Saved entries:

-- BEGIN --

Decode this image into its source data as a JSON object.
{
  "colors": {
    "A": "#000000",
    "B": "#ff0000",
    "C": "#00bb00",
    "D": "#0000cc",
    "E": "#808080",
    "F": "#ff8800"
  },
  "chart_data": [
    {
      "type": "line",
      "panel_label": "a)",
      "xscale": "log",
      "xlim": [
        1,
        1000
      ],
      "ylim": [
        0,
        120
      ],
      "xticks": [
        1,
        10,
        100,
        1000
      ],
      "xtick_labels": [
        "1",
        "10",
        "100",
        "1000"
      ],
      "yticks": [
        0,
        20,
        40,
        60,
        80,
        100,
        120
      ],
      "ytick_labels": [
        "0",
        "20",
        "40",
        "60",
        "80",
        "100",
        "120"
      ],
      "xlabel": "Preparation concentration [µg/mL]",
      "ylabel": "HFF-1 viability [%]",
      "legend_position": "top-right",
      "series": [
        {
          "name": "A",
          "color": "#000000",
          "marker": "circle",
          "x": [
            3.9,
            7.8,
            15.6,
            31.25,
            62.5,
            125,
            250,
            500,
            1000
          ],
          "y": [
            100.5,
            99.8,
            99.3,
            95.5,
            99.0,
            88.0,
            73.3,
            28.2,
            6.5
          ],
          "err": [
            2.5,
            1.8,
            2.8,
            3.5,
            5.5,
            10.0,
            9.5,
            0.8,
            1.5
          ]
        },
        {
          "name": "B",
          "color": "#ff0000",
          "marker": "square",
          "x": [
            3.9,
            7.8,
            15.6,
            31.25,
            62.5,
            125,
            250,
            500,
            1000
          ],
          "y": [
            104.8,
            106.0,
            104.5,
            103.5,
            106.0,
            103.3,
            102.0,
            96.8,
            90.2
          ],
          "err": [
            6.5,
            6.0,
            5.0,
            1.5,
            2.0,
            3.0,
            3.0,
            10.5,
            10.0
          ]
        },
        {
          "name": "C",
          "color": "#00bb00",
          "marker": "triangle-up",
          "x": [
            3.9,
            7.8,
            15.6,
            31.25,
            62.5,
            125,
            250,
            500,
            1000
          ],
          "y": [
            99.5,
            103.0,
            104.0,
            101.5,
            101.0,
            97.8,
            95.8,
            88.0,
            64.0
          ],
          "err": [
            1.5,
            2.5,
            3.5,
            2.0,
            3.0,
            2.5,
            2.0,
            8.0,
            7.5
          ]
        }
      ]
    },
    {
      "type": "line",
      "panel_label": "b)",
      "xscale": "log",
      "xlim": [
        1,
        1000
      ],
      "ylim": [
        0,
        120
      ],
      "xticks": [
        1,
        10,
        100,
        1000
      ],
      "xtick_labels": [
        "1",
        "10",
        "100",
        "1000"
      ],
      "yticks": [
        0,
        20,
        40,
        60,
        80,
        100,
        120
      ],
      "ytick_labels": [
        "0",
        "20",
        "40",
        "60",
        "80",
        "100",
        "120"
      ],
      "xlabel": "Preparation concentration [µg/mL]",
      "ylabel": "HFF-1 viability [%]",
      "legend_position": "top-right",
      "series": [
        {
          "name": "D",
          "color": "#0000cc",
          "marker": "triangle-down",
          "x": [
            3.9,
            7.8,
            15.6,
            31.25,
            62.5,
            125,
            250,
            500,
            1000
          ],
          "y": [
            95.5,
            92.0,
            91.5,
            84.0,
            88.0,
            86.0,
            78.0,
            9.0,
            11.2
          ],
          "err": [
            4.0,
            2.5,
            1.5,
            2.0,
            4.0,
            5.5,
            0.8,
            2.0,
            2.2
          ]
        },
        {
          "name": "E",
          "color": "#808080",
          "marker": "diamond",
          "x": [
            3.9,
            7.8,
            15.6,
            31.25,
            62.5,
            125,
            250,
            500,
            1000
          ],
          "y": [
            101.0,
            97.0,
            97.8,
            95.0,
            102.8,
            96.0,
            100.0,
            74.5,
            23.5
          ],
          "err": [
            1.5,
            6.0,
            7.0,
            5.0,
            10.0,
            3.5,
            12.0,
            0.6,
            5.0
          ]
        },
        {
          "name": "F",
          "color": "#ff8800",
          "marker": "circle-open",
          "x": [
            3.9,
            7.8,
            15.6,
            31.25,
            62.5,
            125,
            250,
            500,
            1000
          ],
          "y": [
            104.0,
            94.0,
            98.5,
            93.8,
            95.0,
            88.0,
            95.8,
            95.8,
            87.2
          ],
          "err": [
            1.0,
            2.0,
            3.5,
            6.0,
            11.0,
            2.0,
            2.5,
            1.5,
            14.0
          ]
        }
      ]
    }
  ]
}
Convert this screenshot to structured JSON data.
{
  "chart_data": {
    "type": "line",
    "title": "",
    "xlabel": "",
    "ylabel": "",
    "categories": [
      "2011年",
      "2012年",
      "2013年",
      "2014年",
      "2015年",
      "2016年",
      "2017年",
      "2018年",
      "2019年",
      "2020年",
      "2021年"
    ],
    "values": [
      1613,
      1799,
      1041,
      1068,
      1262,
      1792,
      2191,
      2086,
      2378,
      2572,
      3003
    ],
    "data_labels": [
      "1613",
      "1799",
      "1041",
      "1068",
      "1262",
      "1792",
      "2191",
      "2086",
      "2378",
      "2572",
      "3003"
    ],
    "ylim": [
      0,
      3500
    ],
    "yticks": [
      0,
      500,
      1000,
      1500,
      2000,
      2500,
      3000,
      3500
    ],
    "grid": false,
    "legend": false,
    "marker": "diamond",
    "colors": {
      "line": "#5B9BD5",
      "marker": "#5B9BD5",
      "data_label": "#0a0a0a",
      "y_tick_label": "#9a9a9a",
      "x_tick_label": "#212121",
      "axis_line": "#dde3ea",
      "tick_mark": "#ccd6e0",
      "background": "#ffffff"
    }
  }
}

-- END --

Task details: Select and copy every line of the material that holds the string "this".

Task response:
Decode this image into its source data as a JSON object.
Convert this screenshot to structured JSON data.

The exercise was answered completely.